SOURCE EXCERPT:
__________

The Great Naretsky

Streets change. I love looking at photographs turned to near “sepia” with age… photographs showing a familiar corner a 100+ years ago and then, in contrast, a photograph, crisper in detail, of the same corner today.

And if the difference is dramatic on a famous lane, the Champs Elysee par example, or Broadway, can you imagine how different it would be on a “little street” like Legion Avenue in New Haven?

Take any city of size in this country and there are “sections” or “neighborhoods”. Often these can relate to an ethnic base. Further, the very street name can designate the quarter. Grand Avenue is “Chinatown” in San Francisco, Arthur Avenue is “Little Italy” in the Bronx, Wooster Street is “Little Italy” in New Haven and Legion Avenue is the “Lower East Side” in New Haven… read that as Jewish.

As I say, streets can change. Legion Avenue as the nexus of Jewish life in New Haven no longer exists. Gone are the shops, businesses and residences that characterized this as a “Jewish neighborhood”.

But in the front half of the 20th Century, Legion Avenue was home to my Grandmother, Mommie Sophie’s Kosher meat market. It was also home to the small grocery store owned by Mommie Soph’s Sister and Brother-in Law, Saralei and Chaim (the same Chaim who Zachary is named for).

And probably no different than countless neighborhoods in other cities, and the “small streets” contained therein, there are personalities, men and women, who frequent those streets, who take on a life beyond their specific existence.

Welcome “Naretsky” to our story.

If he had a first name it is unknown to me. If it was his real name, as opposed to a nom de plume, say… it is unknown to me. In fact, until a few years ago, I didn’t know that Naretsky was a person… I thought that naretsky was a Yiddish adjective, or perhaps an adjective employed as a noun, that translated to messy, sloppy or filthy… or a filthy pig.

You see… in growing up, if Mommie Soph thought that my appearance was unsatisfactory (meaning that I would reflect poorly on the family & it would be a shanda), I was referred to as a “naretsky”. You know… “Look at you!! You’re a naretsky!!”

Apparently, Paul, 11 years my senior, was subjected to the same scrutiny. When I recently asked him about the term, he knew exactly what I was talking about. Lynn, on the other hand, was totally clueless. Now folks, my sister is sharp as a tack. The fact that she was unfamiliar with term can only mean one thing: Mommie Soph never thought she was “naretsky”.

When our Cousin, Ruthie Friedland (nee Danziger), current Family Historian, was called in to adjudicate the issue: “who or what is Naretsky?” her reply was clear — he was a filthy animal who hung around Legion Avenue.

Well… maybe he didn’t begin that way.

Naretsky came from an area that was referred to as the “Pale of Settlement.” This was land at the far western portion of the Tsar’s Empire, and it is where Jews were permitted to live. Naretsky came from a tiny village near Bialystock, in what would today be Poland.

His Father was a man of means… a local merchant for lumber and a collector of taxes on behalf of the Tsar. It would be because of the latter activity that Moishe Naretsky would be murdered and his wife raped in a local Pogrom conducted by citizens unhappy with paying taxes (they didn’t know about dumping tea into Boston Harbor, for example, as an alternate method of expressing civic unhappiness with the authorities).

__________

(Dataset entries)
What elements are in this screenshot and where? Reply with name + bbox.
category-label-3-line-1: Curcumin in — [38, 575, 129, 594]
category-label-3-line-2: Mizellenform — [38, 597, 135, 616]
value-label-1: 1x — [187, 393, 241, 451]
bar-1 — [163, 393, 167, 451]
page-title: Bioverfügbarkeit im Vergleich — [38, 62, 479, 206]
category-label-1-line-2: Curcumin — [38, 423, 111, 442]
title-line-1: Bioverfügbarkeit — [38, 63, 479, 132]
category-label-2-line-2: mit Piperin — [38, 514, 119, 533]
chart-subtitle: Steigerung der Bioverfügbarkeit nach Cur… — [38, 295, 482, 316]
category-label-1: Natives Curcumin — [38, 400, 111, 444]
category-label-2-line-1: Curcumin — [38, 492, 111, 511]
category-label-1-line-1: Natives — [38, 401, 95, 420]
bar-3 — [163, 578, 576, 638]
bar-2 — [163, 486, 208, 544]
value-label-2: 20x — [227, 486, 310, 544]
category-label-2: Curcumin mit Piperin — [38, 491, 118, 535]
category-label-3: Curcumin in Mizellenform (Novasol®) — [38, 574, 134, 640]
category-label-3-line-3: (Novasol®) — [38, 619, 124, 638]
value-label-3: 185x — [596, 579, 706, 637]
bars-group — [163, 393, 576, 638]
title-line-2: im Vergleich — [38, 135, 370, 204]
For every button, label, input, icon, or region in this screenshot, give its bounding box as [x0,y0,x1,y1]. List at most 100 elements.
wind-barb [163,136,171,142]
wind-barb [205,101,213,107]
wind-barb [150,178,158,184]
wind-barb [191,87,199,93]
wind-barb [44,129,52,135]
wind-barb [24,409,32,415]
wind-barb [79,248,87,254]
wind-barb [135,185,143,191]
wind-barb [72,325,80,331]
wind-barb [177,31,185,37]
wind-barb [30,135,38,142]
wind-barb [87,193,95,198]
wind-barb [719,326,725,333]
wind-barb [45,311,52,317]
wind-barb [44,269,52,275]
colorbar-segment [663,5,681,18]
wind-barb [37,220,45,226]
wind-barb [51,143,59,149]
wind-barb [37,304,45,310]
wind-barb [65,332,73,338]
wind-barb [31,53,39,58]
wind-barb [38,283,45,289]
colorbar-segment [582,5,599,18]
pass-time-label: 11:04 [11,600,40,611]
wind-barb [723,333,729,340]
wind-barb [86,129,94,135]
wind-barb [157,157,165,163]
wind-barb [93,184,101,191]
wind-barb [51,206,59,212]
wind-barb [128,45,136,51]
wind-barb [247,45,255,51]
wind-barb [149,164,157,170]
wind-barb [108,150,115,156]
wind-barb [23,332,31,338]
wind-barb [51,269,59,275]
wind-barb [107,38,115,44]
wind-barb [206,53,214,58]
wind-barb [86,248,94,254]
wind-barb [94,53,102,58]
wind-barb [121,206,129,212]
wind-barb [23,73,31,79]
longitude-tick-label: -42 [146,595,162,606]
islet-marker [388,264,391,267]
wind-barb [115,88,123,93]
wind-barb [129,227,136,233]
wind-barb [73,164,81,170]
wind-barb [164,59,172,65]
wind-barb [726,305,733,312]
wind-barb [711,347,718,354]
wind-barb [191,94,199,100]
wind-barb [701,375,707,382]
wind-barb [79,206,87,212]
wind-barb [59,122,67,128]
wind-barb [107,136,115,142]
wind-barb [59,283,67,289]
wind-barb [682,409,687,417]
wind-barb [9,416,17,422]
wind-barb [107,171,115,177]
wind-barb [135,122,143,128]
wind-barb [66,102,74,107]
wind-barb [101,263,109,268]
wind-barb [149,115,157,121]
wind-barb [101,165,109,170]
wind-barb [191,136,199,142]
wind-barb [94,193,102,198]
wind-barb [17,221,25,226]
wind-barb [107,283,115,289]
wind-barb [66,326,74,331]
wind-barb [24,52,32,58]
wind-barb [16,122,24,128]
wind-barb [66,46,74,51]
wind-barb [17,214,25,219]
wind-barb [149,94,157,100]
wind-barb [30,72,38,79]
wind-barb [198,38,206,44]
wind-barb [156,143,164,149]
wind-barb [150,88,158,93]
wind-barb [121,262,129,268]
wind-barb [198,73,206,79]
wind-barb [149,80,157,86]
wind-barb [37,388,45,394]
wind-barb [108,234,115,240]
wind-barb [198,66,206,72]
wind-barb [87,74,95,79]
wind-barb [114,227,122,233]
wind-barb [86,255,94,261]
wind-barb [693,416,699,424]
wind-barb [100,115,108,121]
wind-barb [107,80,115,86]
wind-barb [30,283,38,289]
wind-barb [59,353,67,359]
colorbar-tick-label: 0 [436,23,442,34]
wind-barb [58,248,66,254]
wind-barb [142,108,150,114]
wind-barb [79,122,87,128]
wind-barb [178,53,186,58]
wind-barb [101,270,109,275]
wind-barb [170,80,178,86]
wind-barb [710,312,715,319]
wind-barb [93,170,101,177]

__________

TASKS TO COMPLETE:
a - According to the Naretsky story, which street is "Little Italy" in New Haven?
b - Please repeat the Naretsky story from "The Great Naretsky" to "that as Jewish.".
This material has nothing to do with the Naretsky story.

SOLVED PROBLEMS:
a - Wooster Street

b -
The Great Naretsky

Streets change. I love looking at photographs turned to near “sepia” with age… photographs showing a familiar corner a 100+ years ago and then, in contrast, a photograph, crisper in detail, of the same corner today.

And if the difference is dramatic on a famous lane, the Champs Elysee par example, or Broadway, can you imagine how different it would be on a “little street” like Legion Avenue in New Haven?

Take any city of size in this country and there are “sections” or “neighborhoods”. Often these can relate to an ethnic base. Further, the very street name can designate the quarter. Grand Avenue is “Chinatown” in San Francisco, Arthur Avenue is “Little Italy” in the Bronx, Wooster Street is “Little Italy” in New Haven and Legion Avenue is the “Lower East Side” in New Haven… read that as Jewish.